### Problem to solve
Your task is to transcribe the data in full.

────────

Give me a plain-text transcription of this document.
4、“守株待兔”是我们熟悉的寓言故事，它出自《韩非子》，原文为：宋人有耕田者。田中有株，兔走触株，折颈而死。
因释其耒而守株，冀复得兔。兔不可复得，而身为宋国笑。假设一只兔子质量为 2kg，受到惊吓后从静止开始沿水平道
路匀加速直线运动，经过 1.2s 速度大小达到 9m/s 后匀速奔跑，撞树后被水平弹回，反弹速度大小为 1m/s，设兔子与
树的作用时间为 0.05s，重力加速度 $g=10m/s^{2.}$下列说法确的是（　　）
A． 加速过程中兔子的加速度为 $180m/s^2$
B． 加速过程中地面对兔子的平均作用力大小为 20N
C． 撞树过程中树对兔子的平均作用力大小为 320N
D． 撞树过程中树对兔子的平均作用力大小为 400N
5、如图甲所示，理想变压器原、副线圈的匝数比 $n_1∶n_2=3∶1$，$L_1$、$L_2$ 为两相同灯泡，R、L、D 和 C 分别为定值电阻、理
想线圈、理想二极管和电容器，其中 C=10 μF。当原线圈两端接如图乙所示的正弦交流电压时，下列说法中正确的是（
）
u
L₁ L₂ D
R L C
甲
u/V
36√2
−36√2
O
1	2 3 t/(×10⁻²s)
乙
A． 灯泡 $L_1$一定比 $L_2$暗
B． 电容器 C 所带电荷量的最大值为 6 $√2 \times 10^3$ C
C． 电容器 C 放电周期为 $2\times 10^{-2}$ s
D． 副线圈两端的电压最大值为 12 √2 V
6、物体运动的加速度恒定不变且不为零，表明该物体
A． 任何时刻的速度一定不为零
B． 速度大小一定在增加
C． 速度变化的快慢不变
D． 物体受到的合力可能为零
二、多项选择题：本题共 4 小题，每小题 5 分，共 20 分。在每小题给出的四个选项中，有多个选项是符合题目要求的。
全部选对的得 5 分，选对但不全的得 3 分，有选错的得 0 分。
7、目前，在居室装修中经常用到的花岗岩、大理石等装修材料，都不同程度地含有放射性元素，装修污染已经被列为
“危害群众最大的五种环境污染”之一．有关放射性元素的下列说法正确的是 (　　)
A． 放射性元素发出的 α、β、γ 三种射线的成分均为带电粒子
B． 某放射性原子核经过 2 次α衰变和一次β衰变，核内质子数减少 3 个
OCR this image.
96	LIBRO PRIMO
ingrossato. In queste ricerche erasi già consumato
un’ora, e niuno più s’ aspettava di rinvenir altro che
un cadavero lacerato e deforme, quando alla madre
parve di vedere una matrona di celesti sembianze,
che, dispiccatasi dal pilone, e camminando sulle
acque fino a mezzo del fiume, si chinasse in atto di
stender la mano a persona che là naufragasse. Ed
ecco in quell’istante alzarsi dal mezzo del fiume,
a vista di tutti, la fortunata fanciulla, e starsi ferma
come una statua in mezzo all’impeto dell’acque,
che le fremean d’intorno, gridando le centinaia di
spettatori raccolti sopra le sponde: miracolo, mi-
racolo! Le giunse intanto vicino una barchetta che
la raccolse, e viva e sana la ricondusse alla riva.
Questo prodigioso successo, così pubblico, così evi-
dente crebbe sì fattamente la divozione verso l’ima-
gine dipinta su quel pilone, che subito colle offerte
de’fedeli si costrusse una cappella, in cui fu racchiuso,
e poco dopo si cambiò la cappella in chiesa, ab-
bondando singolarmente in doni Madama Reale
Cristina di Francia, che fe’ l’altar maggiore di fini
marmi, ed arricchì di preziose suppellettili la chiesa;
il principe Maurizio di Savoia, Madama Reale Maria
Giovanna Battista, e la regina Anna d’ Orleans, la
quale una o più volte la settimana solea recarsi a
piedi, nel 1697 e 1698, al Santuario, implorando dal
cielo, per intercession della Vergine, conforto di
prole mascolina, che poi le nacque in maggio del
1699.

────────

### Expected answer
Give me a plain-text transcription of this document.
4、“守株待兔”是我们熟悉的寓言故事，它出自《韩非子》，原文为：宋人有耕田者。田中有株，兔走触株，折颈而死。
因释其耒而守株，冀复得兔。兔不可复得，而身为宋国笑。假设一只兔子质量为 2kg，受到惊吓后从静止开始沿水平道
路匀加速直线运动，经过 1.2s 速度大小达到 9m/s 后匀速奔跑，撞树后被水平弹回，反弹速度大小为 1m/s，设兔子与
树的作用时间为 0.05s，重力加速度 $g=10m/s^{2.}$下列说法确的是（　　）
A． 加速过程中兔子的加速度为 $180m/s^2$
B． 加速过程中地面对兔子的平均作用力大小为 20N
C． 撞树过程中树对兔子的平均作用力大小为 320N
D． 撞树过程中树对兔子的平均作用力大小为 400N
5、如图甲所示，理想变压器原、副线圈的匝数比 $n_1∶n_2=3∶1$，$L_1$、$L_2$ 为两相同灯泡，R、L、D 和 C 分别为定值电阻、理
想线圈、理想二极管和电容器，其中 C=10 μF。当原线圈两端接如图乙所示的正弦交流电压时，下列说法中正确的是（
）
u
L₁ L₂ D
R L C
甲
u/V
36√2
−36√2
O
1	2 3 t/(×10⁻²s)
乙
A． 灯泡 $L_1$一定比 $L_2$暗
B． 电容器 C 所带电荷量的最大值为 6 $√2 \times 10^3$ C
C． 电容器 C 放电周期为 $2\times 10^{-2}$ s
D． 副线圈两端的电压最大值为 12 √2 V
6、物体运动的加速度恒定不变且不为零，表明该物体
A． 任何时刻的速度一定不为零
B． 速度大小一定在增加
C． 速度变化的快慢不变
D． 物体受到的合力可能为零
二、多项选择题：本题共 4 小题，每小题 5 分，共 20 分。在每小题给出的四个选项中，有多个选项是符合题目要求的。
全部选对的得 5 分，选对但不全的得 3 分，有选错的得 0 分。
7、目前，在居室装修中经常用到的花岗岩、大理石等装修材料，都不同程度地含有放射性元素，装修污染已经被列为
“危害群众最大的五种环境污染”之一．有关放射性元素的下列说法正确的是 (　　)
A． 放射性元素发出的 α、β、γ 三种射线的成分均为带电粒子
B． 某放射性原子核经过 2 次α衰变和一次β衰变，核内质子数减少 3 个
OCR this image.
96	LIBRO PRIMO
ingrossato. In queste ricerche erasi già consumato
un’ora, e niuno più s’ aspettava di rinvenir altro che
un cadavero lacerato e deforme, quando alla madre
parve di vedere una matrona di celesti sembianze,
che, dispiccatasi dal pilone, e camminando sulle
acque fino a mezzo del fiume, si chinasse in atto di
stender la mano a persona che là naufragasse. Ed
ecco in quell’istante alzarsi dal mezzo del fiume,
a vista di tutti, la fortunata fanciulla, e starsi ferma
come una statua in mezzo all’impeto dell’acque,
che le fremean d’intorno, gridando le centinaia di
spettatori raccolti sopra le sponde: miracolo, mi-
racolo! Le giunse intanto vicino una barchetta che
la raccolse, e viva e sana la ricondusse alla riva.
Questo prodigioso successo, così pubblico, così evi-
dente crebbe sì fattamente la divozione verso l’ima-
gine dipinta su quel pilone, che subito colle offerte
de’fedeli si costrusse una cappella, in cui fu racchiuso,
e poco dopo si cambiò la cappella in chiesa, ab-
bondando singolarmente in doni Madama Reale
Cristina di Francia, che fe’ l’altar maggiore di fini
marmi, ed arricchì di preziose suppellettili la chiesa;
il principe Maurizio di Savoia, Madama Reale Maria
Giovanna Battista, e la regina Anna d’ Orleans, la
quale una o più volte la settimana solea recarsi a
piedi, nel 1697 e 1698, al Santuario, implorando dal
cielo, per intercession della Vergine, conforto di
prole mascolina, che poi le nacque in maggio del
1699.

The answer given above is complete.